The problem
Each line of the material below that holds the word "катет" needs to be copied.

Data supplied
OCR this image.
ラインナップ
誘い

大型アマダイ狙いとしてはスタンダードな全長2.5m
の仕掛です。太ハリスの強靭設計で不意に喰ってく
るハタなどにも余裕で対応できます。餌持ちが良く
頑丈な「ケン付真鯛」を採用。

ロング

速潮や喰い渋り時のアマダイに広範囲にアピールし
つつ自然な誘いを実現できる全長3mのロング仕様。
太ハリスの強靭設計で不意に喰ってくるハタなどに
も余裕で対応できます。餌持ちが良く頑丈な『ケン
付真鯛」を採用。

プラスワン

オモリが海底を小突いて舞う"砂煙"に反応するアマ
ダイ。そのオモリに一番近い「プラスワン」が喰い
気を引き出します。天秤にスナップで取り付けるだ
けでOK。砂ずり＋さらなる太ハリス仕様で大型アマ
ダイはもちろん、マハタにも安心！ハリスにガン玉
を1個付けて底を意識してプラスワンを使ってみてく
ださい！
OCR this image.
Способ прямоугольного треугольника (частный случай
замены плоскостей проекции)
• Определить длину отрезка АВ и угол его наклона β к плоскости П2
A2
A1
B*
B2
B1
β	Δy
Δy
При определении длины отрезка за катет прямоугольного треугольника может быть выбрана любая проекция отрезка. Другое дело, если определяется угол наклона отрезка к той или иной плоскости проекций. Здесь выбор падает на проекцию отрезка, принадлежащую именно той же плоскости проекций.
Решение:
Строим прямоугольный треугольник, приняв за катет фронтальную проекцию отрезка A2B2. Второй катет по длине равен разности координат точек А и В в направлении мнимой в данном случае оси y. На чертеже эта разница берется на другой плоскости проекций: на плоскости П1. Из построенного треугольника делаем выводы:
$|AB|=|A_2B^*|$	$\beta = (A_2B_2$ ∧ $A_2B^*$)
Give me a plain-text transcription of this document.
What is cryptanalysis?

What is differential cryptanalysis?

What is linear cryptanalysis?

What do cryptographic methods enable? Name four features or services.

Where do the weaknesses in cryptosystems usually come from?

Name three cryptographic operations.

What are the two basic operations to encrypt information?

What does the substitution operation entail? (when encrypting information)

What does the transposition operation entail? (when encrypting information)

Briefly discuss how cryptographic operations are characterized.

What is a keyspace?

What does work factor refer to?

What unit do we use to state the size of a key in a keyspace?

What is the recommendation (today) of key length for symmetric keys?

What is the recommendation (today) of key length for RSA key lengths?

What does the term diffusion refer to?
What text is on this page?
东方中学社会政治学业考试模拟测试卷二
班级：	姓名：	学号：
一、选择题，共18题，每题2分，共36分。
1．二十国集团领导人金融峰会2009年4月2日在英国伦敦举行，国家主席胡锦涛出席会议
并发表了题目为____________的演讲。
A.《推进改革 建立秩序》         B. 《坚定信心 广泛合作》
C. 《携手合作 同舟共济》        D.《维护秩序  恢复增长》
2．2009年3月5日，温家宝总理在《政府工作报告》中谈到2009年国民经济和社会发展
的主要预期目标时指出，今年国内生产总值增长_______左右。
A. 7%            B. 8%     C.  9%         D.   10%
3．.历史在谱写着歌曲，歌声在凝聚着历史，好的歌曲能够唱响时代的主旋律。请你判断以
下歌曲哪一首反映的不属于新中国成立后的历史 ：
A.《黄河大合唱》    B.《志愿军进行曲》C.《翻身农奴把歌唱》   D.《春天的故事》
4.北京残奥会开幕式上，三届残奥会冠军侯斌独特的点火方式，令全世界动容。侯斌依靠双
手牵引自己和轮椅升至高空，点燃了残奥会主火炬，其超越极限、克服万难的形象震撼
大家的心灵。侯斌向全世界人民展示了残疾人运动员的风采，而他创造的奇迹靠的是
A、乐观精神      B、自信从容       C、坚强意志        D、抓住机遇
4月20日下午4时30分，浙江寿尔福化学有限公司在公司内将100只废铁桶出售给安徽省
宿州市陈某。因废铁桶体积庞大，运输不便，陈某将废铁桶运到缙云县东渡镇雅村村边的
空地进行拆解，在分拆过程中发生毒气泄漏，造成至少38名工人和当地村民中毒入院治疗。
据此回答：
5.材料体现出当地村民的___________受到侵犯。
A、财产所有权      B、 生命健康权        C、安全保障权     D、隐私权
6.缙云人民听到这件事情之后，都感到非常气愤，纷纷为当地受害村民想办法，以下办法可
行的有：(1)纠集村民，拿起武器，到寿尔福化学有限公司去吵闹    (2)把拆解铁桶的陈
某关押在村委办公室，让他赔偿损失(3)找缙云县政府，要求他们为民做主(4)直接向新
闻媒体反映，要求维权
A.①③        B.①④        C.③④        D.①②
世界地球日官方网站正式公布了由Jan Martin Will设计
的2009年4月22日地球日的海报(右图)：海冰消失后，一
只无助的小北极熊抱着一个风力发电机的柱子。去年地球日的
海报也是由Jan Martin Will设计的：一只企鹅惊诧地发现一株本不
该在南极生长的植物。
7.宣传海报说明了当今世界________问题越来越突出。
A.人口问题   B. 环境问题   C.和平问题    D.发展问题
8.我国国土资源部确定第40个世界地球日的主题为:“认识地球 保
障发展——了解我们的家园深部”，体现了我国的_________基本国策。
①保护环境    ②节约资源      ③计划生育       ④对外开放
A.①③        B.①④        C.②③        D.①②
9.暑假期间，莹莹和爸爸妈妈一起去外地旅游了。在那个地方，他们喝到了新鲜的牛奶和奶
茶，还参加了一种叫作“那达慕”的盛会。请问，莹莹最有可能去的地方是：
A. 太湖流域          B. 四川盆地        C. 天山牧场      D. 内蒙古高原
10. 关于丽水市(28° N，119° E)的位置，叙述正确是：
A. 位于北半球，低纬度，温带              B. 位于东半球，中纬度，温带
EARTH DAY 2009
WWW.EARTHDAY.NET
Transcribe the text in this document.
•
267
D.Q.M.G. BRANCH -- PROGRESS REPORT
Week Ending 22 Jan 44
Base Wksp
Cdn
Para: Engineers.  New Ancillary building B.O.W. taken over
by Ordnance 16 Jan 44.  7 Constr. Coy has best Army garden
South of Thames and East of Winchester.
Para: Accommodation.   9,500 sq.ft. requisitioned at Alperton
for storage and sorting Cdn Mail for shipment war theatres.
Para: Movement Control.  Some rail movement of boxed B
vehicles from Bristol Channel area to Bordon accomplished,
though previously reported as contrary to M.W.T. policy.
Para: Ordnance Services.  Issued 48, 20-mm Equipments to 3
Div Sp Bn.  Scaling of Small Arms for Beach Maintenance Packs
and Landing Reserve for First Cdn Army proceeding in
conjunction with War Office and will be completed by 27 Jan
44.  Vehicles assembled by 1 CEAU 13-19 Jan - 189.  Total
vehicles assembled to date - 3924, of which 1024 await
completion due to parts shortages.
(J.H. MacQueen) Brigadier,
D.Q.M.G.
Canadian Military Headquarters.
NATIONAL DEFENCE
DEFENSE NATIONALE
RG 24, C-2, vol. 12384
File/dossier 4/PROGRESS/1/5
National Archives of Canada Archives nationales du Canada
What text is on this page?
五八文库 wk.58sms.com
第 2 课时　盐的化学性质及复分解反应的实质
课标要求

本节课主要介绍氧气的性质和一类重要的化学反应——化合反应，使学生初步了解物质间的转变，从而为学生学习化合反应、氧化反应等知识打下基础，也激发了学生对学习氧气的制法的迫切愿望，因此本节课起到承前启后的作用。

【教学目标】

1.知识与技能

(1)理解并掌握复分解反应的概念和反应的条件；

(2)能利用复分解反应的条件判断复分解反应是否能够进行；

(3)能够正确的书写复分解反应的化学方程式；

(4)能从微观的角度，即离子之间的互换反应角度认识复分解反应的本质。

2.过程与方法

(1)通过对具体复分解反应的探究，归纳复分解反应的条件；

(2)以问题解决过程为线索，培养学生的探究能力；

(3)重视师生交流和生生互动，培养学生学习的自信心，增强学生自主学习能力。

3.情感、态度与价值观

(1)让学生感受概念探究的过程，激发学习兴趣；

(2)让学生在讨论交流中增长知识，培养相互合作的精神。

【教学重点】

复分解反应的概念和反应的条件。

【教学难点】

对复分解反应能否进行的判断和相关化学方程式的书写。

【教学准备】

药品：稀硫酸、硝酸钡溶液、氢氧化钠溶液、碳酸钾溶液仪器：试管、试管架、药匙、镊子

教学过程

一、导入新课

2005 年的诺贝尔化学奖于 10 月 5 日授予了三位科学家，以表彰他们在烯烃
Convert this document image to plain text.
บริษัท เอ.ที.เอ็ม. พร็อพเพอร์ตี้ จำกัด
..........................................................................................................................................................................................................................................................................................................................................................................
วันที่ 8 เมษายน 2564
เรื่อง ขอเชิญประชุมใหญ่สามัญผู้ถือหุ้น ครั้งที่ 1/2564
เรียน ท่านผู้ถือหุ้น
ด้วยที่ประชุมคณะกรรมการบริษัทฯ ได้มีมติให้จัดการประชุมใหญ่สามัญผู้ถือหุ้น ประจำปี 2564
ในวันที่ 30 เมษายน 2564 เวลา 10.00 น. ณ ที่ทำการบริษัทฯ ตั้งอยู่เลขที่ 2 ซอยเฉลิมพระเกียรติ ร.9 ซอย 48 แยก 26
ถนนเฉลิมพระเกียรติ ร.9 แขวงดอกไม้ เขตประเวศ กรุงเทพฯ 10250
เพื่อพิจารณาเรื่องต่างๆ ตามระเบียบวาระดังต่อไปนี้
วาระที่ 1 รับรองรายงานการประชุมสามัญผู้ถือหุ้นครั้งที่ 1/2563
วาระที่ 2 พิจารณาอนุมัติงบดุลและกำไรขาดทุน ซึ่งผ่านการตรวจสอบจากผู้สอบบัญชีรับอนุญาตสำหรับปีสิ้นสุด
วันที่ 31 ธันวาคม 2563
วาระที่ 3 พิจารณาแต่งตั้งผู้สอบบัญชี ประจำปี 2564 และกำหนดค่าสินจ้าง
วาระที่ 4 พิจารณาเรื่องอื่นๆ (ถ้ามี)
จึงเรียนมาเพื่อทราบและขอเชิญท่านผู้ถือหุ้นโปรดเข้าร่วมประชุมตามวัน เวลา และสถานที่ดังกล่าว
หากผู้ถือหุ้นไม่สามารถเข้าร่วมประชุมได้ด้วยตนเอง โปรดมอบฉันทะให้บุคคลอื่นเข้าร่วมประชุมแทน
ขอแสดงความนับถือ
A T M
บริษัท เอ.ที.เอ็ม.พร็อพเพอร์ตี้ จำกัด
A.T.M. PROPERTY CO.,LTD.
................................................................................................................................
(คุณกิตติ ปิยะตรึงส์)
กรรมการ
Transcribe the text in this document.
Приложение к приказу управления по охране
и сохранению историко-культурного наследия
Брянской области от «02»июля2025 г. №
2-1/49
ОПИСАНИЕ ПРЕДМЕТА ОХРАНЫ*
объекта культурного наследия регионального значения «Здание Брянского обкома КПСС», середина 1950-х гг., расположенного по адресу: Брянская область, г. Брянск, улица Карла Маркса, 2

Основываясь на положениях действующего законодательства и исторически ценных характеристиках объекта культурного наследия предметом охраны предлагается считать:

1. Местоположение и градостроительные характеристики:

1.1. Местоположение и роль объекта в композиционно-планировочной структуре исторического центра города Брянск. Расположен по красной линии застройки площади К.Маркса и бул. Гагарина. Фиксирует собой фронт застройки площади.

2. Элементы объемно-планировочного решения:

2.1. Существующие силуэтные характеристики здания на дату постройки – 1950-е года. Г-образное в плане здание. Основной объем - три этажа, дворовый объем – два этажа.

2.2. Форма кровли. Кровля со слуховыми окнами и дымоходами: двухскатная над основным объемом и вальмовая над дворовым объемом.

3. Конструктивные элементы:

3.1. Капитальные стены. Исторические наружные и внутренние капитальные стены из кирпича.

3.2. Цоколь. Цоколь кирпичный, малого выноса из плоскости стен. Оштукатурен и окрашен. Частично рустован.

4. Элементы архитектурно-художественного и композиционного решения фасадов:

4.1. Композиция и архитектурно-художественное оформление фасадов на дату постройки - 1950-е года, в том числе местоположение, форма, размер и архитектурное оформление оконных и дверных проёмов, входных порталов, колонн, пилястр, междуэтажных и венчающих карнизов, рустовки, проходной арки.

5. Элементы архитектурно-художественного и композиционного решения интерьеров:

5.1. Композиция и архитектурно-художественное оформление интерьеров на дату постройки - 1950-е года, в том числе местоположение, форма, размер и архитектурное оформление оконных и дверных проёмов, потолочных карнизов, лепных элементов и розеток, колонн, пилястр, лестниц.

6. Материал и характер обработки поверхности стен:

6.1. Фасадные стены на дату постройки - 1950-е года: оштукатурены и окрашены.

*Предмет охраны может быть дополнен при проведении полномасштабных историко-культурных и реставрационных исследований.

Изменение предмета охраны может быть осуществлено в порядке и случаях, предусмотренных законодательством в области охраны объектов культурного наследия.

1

Result for this task
При определении длины отрезка за катет прямоугольного треугольника может быть выбрана любая проекция отрезка. Другое дело, если определяется угол наклона отрезка к той или иной плоскости проекций. Здесь выбор падает на проекцию отрезка, принадлежащую именно той же плоскости проекций.
Строим прямоугольный треугольник, приняв за катет фронтальную проекцию отрезка A2B2. Второй катет по длине равен разности координат точек А и В в направлении мнимой в данном случае оси y. На чертеже эта разница берется на другой плоскости проекций: на плоскости П1. Из построенного треугольника делаем выводы:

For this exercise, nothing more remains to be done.